Where does the string "icon" appear? Copy every line of the entries below that holds it.

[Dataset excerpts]
══════════

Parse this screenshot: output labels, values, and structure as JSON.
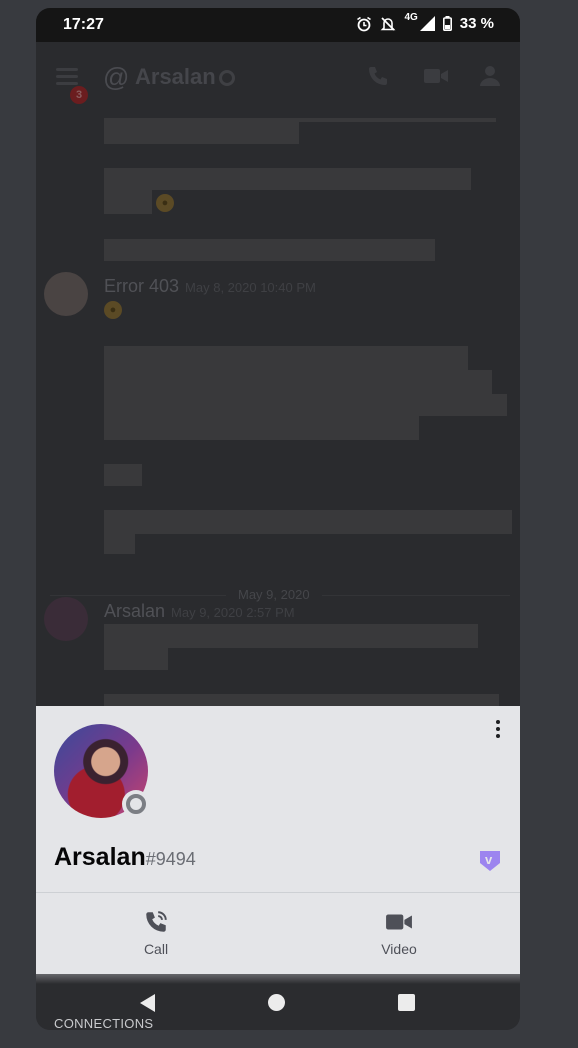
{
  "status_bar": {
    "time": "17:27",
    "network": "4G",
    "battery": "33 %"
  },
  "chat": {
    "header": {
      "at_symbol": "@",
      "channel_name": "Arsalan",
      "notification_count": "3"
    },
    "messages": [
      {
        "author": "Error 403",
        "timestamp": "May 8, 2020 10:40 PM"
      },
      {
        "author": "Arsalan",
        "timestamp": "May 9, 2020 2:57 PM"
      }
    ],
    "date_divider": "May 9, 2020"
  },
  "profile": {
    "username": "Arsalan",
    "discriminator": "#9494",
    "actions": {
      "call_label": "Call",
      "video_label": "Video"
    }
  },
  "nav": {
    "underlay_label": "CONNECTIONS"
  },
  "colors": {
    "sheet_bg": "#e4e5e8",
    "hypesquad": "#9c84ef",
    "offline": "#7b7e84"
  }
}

══════════

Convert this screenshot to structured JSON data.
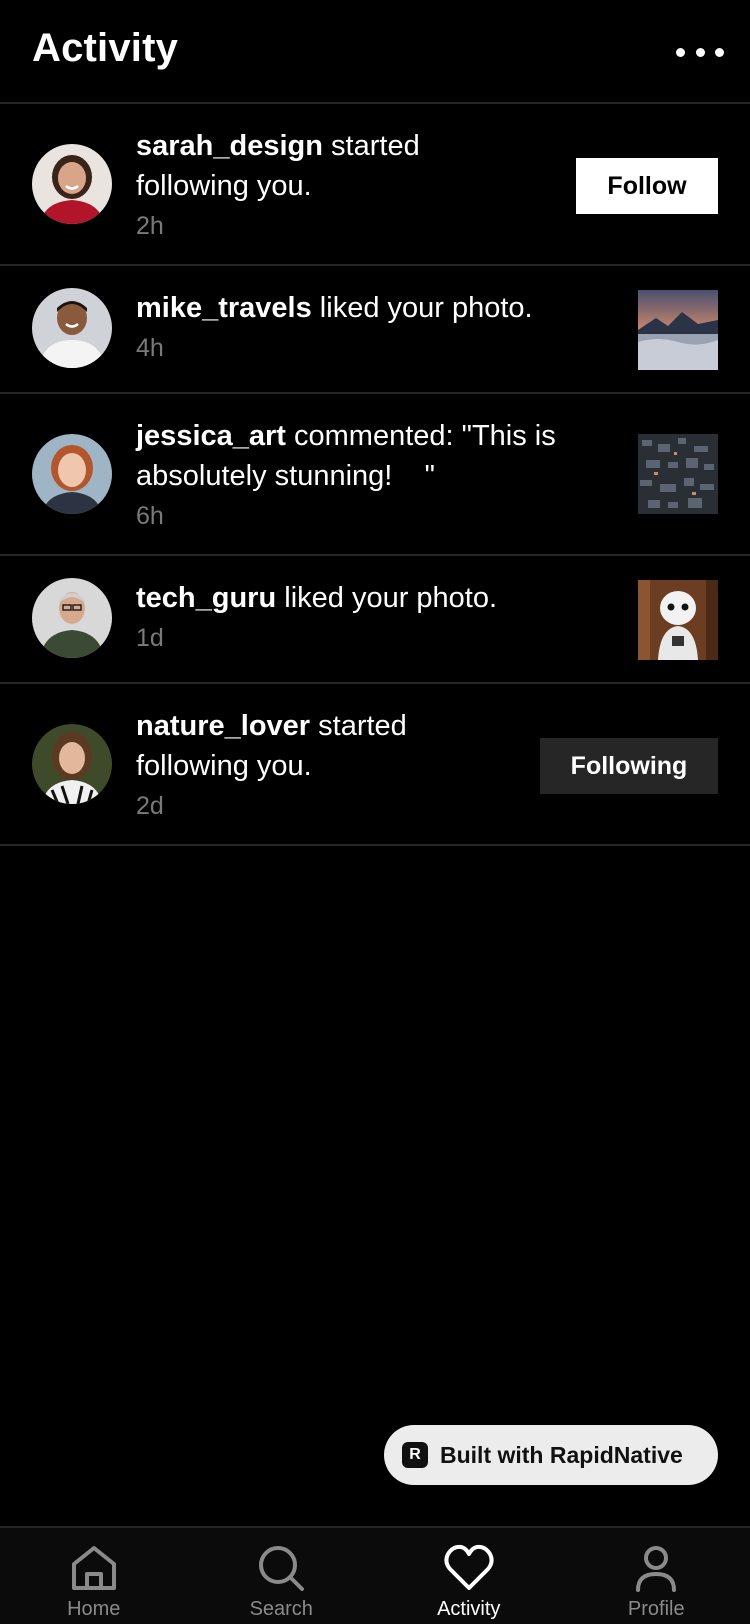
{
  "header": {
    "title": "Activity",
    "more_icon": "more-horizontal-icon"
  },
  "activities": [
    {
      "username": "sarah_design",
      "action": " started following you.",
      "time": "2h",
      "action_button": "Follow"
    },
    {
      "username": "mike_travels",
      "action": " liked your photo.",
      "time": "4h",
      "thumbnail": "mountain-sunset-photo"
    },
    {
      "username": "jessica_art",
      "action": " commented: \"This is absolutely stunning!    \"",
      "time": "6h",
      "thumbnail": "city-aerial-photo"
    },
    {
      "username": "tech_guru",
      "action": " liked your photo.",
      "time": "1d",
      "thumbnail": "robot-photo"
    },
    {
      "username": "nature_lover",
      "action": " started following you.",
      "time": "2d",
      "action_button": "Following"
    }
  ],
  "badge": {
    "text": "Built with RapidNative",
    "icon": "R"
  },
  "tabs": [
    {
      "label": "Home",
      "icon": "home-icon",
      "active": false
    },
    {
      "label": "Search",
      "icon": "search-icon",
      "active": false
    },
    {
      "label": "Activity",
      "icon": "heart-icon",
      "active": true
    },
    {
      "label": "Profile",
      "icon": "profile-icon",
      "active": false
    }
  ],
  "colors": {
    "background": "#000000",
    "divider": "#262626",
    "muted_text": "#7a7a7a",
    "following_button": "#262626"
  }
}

══════════

Task output ▸
    "more_icon": "more-horizontal-icon"
    "icon": "R"
      "icon": "home-icon",
      "icon": "search-icon",
      "icon": "heart-icon",
      "icon": "profile-icon",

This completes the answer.